• _Your objective_: Go through the lines below. Copy those with "endlich".

• _Recorded information_:
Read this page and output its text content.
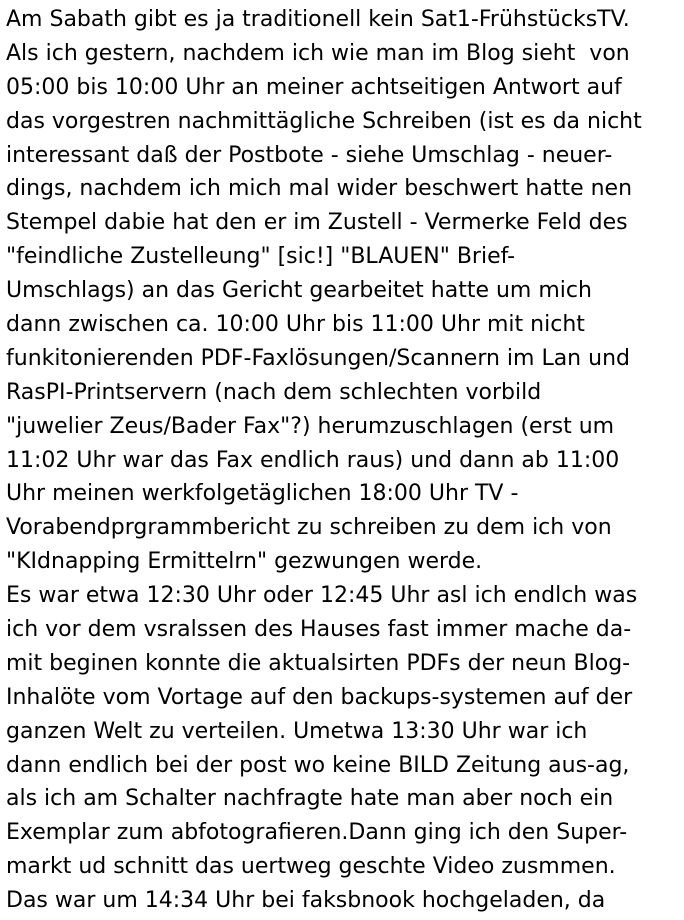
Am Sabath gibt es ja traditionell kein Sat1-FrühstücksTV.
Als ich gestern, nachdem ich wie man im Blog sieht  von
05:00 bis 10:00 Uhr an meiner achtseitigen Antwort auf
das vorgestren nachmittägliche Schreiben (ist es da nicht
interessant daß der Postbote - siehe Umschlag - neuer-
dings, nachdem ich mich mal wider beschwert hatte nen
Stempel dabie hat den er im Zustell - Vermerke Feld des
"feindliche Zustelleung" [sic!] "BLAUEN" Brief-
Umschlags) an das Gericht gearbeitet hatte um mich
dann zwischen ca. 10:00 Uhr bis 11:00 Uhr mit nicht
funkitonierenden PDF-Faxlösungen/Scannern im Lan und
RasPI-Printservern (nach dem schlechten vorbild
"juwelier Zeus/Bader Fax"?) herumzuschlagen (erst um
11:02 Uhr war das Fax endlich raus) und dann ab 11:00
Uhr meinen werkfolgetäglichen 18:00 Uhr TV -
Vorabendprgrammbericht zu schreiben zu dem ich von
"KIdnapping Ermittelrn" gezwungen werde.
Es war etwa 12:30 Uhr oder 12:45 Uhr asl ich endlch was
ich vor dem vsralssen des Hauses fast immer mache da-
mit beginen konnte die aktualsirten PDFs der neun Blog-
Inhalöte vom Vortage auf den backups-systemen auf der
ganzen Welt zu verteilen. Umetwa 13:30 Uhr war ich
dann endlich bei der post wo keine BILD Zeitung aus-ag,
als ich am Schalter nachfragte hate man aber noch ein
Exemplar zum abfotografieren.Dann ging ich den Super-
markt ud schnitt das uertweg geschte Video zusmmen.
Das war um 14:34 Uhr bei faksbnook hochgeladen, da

---

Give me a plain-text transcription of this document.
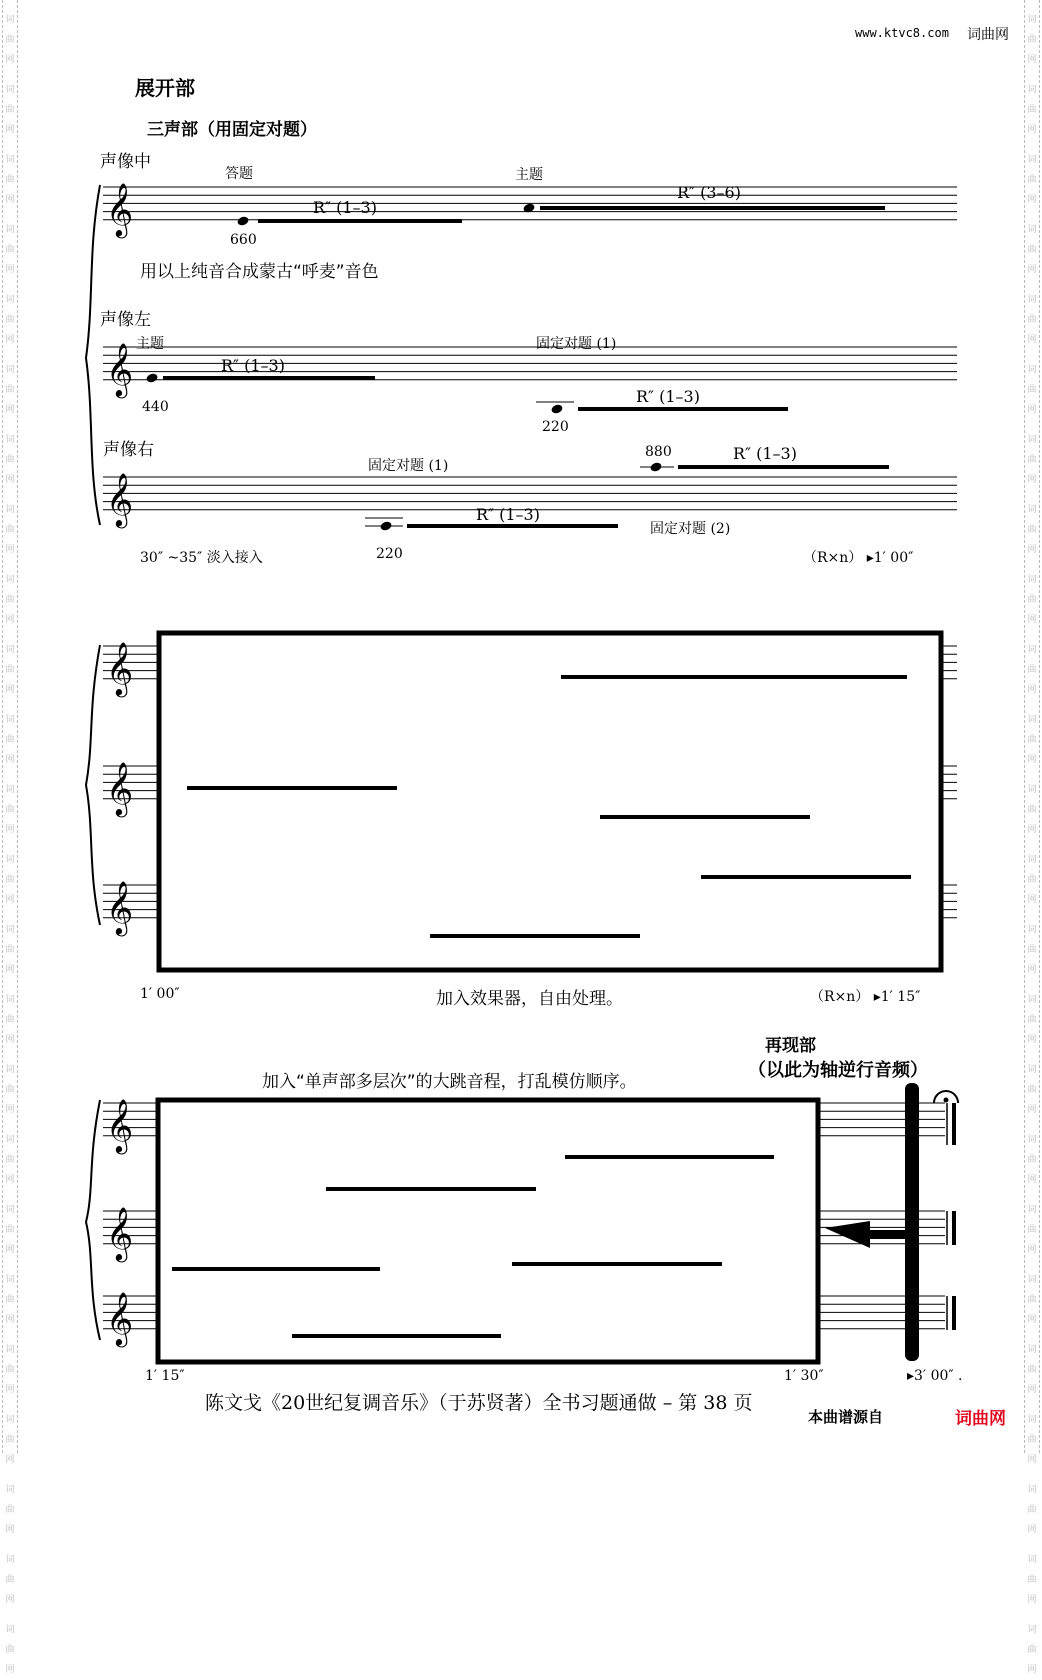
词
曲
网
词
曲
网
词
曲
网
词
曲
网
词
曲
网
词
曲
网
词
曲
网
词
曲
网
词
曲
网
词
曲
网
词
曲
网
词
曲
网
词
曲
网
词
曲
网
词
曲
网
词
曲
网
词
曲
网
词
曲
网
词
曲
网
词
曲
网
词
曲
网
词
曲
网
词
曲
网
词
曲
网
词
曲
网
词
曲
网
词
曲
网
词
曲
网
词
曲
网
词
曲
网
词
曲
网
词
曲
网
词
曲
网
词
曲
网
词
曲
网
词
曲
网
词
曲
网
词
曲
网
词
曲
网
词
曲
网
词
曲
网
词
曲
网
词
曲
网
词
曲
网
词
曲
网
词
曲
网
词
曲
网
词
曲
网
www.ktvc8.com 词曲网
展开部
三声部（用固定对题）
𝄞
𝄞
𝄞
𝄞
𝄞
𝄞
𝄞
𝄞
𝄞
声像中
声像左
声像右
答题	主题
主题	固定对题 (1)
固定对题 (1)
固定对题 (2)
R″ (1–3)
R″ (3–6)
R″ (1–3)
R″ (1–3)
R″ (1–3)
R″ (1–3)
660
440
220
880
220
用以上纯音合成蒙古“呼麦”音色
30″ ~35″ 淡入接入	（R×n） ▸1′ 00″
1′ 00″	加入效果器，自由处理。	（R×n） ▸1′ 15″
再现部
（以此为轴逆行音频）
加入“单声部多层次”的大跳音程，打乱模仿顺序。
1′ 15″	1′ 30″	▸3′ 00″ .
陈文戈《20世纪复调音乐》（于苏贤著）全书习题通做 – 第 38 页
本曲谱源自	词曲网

• _Solution to the exercise_:
11:02 Uhr war das Fax endlich raus) und dann ab 11:00
dann endlich bei der post wo keine BILD Zeitung aus-ag,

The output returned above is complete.